→ Given instruction:
Each record is to be transcribed exactly.

→ Collected data entries:
---

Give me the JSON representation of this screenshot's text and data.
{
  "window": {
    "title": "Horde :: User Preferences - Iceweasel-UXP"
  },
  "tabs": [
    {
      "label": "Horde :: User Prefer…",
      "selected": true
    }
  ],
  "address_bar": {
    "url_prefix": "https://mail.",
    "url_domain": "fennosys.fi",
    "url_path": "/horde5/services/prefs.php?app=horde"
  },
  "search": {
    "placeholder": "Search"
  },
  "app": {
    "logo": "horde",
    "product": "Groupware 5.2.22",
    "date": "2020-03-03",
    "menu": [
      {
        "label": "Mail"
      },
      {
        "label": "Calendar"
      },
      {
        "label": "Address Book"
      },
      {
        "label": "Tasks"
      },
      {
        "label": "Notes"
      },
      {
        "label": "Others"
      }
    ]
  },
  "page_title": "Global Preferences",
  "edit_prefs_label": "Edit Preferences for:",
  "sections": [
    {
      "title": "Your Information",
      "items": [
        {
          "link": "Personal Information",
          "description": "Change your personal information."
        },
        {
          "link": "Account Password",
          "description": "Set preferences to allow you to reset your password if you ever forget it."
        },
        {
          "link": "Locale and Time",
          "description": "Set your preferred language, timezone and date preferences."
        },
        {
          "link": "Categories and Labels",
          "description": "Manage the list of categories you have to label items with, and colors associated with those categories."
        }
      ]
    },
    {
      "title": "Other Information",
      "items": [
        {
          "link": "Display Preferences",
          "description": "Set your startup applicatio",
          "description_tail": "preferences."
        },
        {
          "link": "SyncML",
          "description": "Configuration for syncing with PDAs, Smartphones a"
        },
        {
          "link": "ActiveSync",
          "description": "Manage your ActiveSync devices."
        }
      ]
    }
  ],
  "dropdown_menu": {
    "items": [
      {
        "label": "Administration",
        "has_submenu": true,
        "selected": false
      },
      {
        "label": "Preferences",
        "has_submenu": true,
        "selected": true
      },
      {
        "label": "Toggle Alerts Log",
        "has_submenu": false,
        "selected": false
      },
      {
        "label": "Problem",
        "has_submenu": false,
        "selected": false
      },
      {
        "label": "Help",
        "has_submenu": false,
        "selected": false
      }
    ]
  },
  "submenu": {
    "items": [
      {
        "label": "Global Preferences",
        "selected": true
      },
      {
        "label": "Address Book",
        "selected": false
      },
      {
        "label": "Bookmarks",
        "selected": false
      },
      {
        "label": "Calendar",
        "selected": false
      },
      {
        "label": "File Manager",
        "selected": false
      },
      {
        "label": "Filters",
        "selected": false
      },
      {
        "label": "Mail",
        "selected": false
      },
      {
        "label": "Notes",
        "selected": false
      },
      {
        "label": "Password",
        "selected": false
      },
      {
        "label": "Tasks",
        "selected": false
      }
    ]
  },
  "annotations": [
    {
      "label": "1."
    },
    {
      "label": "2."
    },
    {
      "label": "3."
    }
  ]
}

---

→ The reply:
Give me the JSON representation of this screenshot's text and data.
{
  "window": {
    "title": "Horde :: User Preferences - Iceweasel-UXP"
  },
  "tabs": [
    {
      "label": "Horde :: User Prefer…",
      "selected": true
    }
  ],
  "address_bar": {
    "url_prefix": "https://mail.",
    "url_domain": "fennosys.fi",
    "url_path": "/horde5/services/prefs.php?app=horde"
  },
  "search": {
    "placeholder": "Search"
  },
  "app": {
    "logo": "horde",
    "product": "Groupware 5.2.22",
    "date": "2020-03-03",
    "menu": [
      {
        "label": "Mail"
      },
      {
        "label": "Calendar"
      },
      {
        "label": "Address Book"
      },
      {
        "label": "Tasks"
      },
      {
        "label": "Notes"
      },
      {
        "label": "Others"
      }
    ]
  },
  "page_title": "Global Preferences",
  "edit_prefs_label": "Edit Preferences for:",
  "sections": [
    {
      "title": "Your Information",
      "items": [
        {
          "link": "Personal Information",
          "description": "Change your personal information."
        },
        {
          "link": "Account Password",
          "description": "Set preferences to allow you to reset your password if you ever forget it."
        },
        {
          "link": "Locale and Time",
          "description": "Set your preferred language, timezone and date preferences."
        },
        {
          "link": "Categories and Labels",
          "description": "Manage the list of categories you have to label items with, and colors associated with those categories."
        }
      ]
    },
    {
      "title": "Other Information",
      "items": [
        {
          "link": "Display Preferences",
          "description": "Set your startup applicatio",
          "description_tail": "preferences."
        },
        {
          "link": "SyncML",
          "description": "Configuration for syncing with PDAs, Smartphones a"
        },
        {
          "link": "ActiveSync",
          "description": "Manage your ActiveSync devices."
        }
      ]
    }
  ],
  "dropdown_menu": {
    "items": [
      {
        "label": "Administration",
        "has_submenu": true,
        "selected": false
      },
      {
        "label": "Preferences",
        "has_submenu": true,
        "selected": true
      },
      {
        "label": "Toggle Alerts Log",
        "has_submenu": false,
        "selected": false
      },
      {
        "label": "Problem",
        "has_submenu": false,
        "selected": false
      },
      {
        "label": "Help",
        "has_submenu": false,
        "selected": false
      }
    ]
  },
  "submenu": {
    "items": [
      {
        "label": "Global Preferences",
        "selected": true
      },
      {
        "label": "Address Book",
        "selected": false
      },
      {
        "label": "Bookmarks",
        "selected": false
      },
      {
        "label": "Calendar",
        "selected": false
      },
      {
        "label": "File Manager",
        "selected": false
      },
      {
        "label": "Filters",
        "selected": false
      },
      {
        "label": "Mail",
        "selected": false
      },
      {
        "label": "Notes",
        "selected": false
      },
      {
        "label": "Password",
        "selected": false
      },
      {
        "label": "Tasks",
        "selected": false
      }
    ]
  },
  "annotations": [
    {
      "label": "1."
    },
    {
      "label": "2."
    },
    {
      "label": "3."
    }
  ]
}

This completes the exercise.